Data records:
****************

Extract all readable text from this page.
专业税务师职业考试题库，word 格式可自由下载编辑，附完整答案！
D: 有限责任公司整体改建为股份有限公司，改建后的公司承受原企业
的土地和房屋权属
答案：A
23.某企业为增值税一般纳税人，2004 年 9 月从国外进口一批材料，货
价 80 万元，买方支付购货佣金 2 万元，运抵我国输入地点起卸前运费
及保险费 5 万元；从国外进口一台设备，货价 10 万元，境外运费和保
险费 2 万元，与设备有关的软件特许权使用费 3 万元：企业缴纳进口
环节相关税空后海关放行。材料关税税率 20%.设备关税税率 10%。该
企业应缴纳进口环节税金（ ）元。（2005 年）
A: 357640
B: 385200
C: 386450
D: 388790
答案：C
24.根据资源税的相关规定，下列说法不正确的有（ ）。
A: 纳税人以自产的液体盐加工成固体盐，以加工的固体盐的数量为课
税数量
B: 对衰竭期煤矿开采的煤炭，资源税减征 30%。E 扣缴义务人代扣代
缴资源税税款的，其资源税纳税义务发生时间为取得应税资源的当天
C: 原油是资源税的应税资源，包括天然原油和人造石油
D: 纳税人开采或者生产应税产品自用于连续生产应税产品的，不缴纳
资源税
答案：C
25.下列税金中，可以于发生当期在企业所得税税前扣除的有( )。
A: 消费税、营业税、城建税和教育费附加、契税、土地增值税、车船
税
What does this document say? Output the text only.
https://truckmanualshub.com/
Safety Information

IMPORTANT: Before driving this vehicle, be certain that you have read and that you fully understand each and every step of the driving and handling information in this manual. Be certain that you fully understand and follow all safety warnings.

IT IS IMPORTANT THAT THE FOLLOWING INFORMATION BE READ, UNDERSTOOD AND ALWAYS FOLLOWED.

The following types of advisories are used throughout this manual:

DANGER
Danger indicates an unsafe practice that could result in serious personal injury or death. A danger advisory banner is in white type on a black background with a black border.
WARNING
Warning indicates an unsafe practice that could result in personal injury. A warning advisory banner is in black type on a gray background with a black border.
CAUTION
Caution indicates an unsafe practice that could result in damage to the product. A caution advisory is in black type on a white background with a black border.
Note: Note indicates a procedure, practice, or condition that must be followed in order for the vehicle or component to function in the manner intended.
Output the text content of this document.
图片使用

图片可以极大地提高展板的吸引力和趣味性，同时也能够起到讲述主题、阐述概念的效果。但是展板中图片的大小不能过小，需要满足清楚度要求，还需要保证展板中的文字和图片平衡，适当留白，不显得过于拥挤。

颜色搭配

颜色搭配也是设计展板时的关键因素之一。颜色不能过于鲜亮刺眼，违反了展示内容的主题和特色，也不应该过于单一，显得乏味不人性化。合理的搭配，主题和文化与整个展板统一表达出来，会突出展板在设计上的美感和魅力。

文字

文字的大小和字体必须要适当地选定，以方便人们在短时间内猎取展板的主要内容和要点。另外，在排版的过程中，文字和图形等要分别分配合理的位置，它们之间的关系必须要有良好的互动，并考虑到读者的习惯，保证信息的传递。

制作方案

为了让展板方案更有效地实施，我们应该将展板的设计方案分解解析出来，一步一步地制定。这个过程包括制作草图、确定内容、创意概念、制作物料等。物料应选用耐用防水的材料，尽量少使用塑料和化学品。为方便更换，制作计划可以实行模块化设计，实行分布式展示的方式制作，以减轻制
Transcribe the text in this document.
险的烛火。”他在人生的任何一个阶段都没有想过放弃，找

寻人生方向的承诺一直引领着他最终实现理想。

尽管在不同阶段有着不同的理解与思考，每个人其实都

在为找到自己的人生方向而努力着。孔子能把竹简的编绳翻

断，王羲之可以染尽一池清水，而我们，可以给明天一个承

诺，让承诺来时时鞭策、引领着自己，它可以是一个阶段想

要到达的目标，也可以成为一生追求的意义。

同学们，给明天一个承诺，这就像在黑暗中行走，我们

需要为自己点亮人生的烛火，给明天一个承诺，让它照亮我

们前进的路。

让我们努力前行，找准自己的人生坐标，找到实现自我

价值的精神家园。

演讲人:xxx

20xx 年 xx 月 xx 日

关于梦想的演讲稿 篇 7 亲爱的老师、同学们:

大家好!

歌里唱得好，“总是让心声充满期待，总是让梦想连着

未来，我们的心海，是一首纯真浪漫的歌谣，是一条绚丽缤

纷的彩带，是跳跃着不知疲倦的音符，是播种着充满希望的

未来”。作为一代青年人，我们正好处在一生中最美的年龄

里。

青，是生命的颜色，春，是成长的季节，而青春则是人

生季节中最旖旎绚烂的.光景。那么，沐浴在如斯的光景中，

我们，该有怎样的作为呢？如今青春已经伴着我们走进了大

****************

EXERCISE PROMPT = Return all of the data word for word.

RESPONSE =
Extract all readable text from this page.
专业税务师职业考试题库，word 格式可自由下载编辑，附完整答案！
D: 有限责任公司整体改建为股份有限公司，改建后的公司承受原企业
的土地和房屋权属
答案：A
23.某企业为增值税一般纳税人，2004 年 9 月从国外进口一批材料，货
价 80 万元，买方支付购货佣金 2 万元，运抵我国输入地点起卸前运费
及保险费 5 万元；从国外进口一台设备，货价 10 万元，境外运费和保
险费 2 万元，与设备有关的软件特许权使用费 3 万元：企业缴纳进口
环节相关税空后海关放行。材料关税税率 20%.设备关税税率 10%。该
企业应缴纳进口环节税金（ ）元。（2005 年）
A: 357640
B: 385200
C: 386450
D: 388790
答案：C
24.根据资源税的相关规定，下列说法不正确的有（ ）。
A: 纳税人以自产的液体盐加工成固体盐，以加工的固体盐的数量为课
税数量
B: 对衰竭期煤矿开采的煤炭，资源税减征 30%。E 扣缴义务人代扣代
缴资源税税款的，其资源税纳税义务发生时间为取得应税资源的当天
C: 原油是资源税的应税资源，包括天然原油和人造石油
D: 纳税人开采或者生产应税产品自用于连续生产应税产品的，不缴纳
资源税
答案：C
25.下列税金中，可以于发生当期在企业所得税税前扣除的有( )。
A: 消费税、营业税、城建税和教育费附加、契税、土地增值税、车船
税
What does this document say? Output the text only.
https://truckmanualshub.com/
Safety Information

IMPORTANT: Before driving this vehicle, be certain that you have read and that you fully understand each and every step of the driving and handling information in this manual. Be certain that you fully understand and follow all safety warnings.

IT IS IMPORTANT THAT THE FOLLOWING INFORMATION BE READ, UNDERSTOOD AND ALWAYS FOLLOWED.

The following types of advisories are used throughout this manual:

DANGER
Danger indicates an unsafe practice that could result in serious personal injury or death. A danger advisory banner is in white type on a black background with a black border.
WARNING
Warning indicates an unsafe practice that could result in personal injury. A warning advisory banner is in black type on a gray background with a black border.
CAUTION
Caution indicates an unsafe practice that could result in damage to the product. A caution advisory is in black type on a white background with a black border.
Note: Note indicates a procedure, practice, or condition that must be followed in order for the vehicle or component to function in the manner intended.
Output the text content of this document.
图片使用

图片可以极大地提高展板的吸引力和趣味性，同时也能够起到讲述主题、阐述概念的效果。但是展板中图片的大小不能过小，需要满足清楚度要求，还需要保证展板中的文字和图片平衡，适当留白，不显得过于拥挤。

颜色搭配

颜色搭配也是设计展板时的关键因素之一。颜色不能过于鲜亮刺眼，违反了展示内容的主题和特色，也不应该过于单一，显得乏味不人性化。合理的搭配，主题和文化与整个展板统一表达出来，会突出展板在设计上的美感和魅力。

文字

文字的大小和字体必须要适当地选定，以方便人们在短时间内猎取展板的主要内容和要点。另外，在排版的过程中，文字和图形等要分别分配合理的位置，它们之间的关系必须要有良好的互动，并考虑到读者的习惯，保证信息的传递。

制作方案

为了让展板方案更有效地实施，我们应该将展板的设计方案分解解析出来，一步一步地制定。这个过程包括制作草图、确定内容、创意概念、制作物料等。物料应选用耐用防水的材料，尽量少使用塑料和化学品。为方便更换，制作计划可以实行模块化设计，实行分布式展示的方式制作，以减轻制
Transcribe the text in this document.
险的烛火。”他在人生的任何一个阶段都没有想过放弃，找

寻人生方向的承诺一直引领着他最终实现理想。

尽管在不同阶段有着不同的理解与思考，每个人其实都

在为找到自己的人生方向而努力着。孔子能把竹简的编绳翻

断，王羲之可以染尽一池清水，而我们，可以给明天一个承

诺，让承诺来时时鞭策、引领着自己，它可以是一个阶段想

要到达的目标，也可以成为一生追求的意义。

同学们，给明天一个承诺，这就像在黑暗中行走，我们

需要为自己点亮人生的烛火，给明天一个承诺，让它照亮我

们前进的路。

让我们努力前行，找准自己的人生坐标，找到实现自我

价值的精神家园。

演讲人:xxx

20xx 年 xx 月 xx 日

关于梦想的演讲稿 篇 7 亲爱的老师、同学们:

大家好!

歌里唱得好，“总是让心声充满期待，总是让梦想连着

未来，我们的心海，是一首纯真浪漫的歌谣，是一条绚丽缤

纷的彩带，是跳跃着不知疲倦的音符，是播种着充满希望的

未来”。作为一代青年人，我们正好处在一生中最美的年龄

里。

青，是生命的颜色，春，是成长的季节，而青春则是人

生季节中最旖旎绚烂的.光景。那么，沐浴在如斯的光景中，

我们，该有怎样的作为呢？如今青春已经伴着我们走进了大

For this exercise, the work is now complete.